## begin Data rows
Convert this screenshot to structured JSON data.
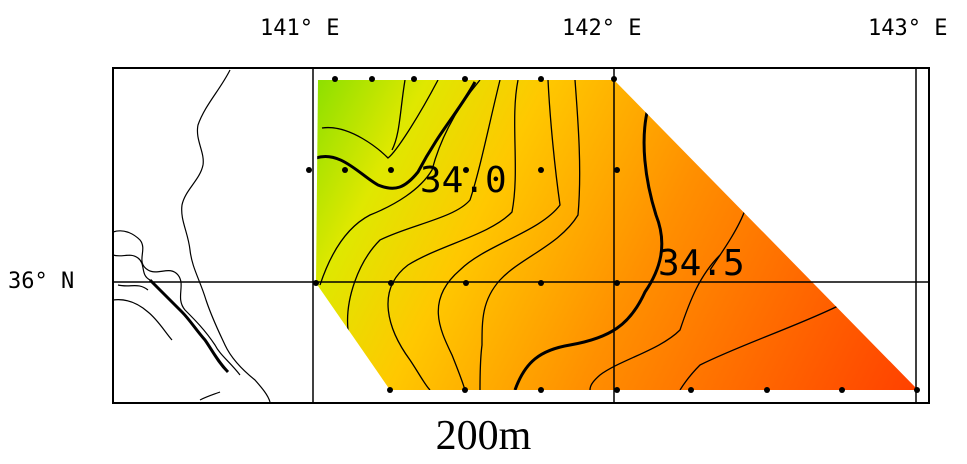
{
  "map": {
    "lon_labels": [
      "141° E",
      "142° E",
      "143° E"
    ],
    "lat_labels": [
      "36° N"
    ],
    "depth_label": "200m",
    "contour_labels": [
      "34.0",
      "34.5"
    ],
    "colors": {
      "low": "#8fe000",
      "mid": "#ffc000",
      "high": "#ff4000",
      "contour": "#000000",
      "frame": "#000000"
    }
  }
}
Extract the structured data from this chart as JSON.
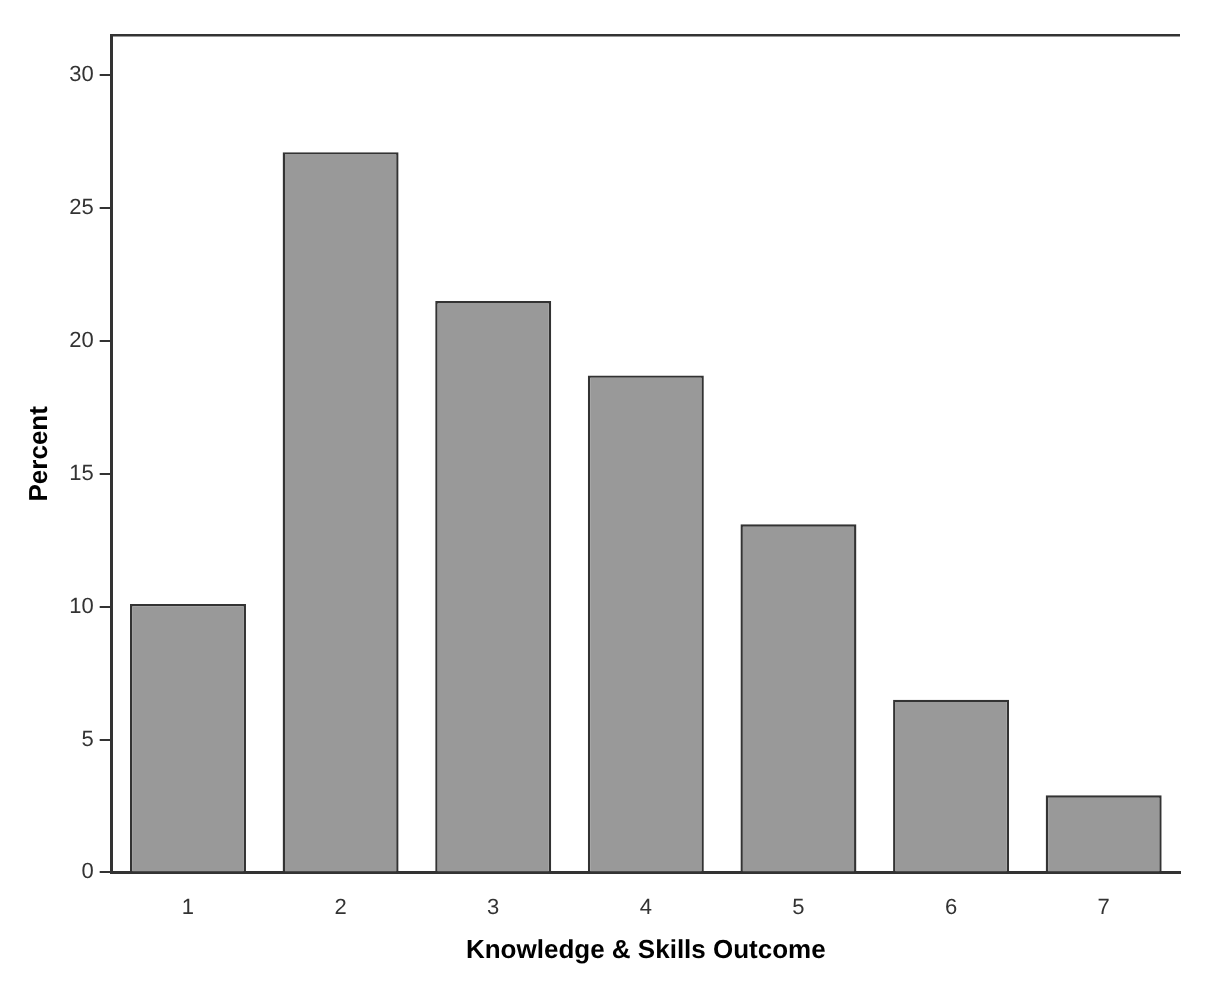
## end Data rows
To be done: Output an exact copy of the material, with the pictures removed.

Response to this task:
Convert this screenshot to structured JSON data.
{
  "map": {
    "lon_labels": [
      "141° E",
      "142° E",
      "143° E"
    ],
    "lat_labels": [
      "36° N"
    ],
    "depth_label": "200m",
    "contour_labels": [
      "34.0",
      "34.5"
    ],
    "colors": {
      "low": "#8fe000",
      "mid": "#ffc000",
      "high": "#ff4000",
      "contour": "#000000",
      "frame": "#000000"
    }
  }
}
Extract the structured data from this chart as JSON.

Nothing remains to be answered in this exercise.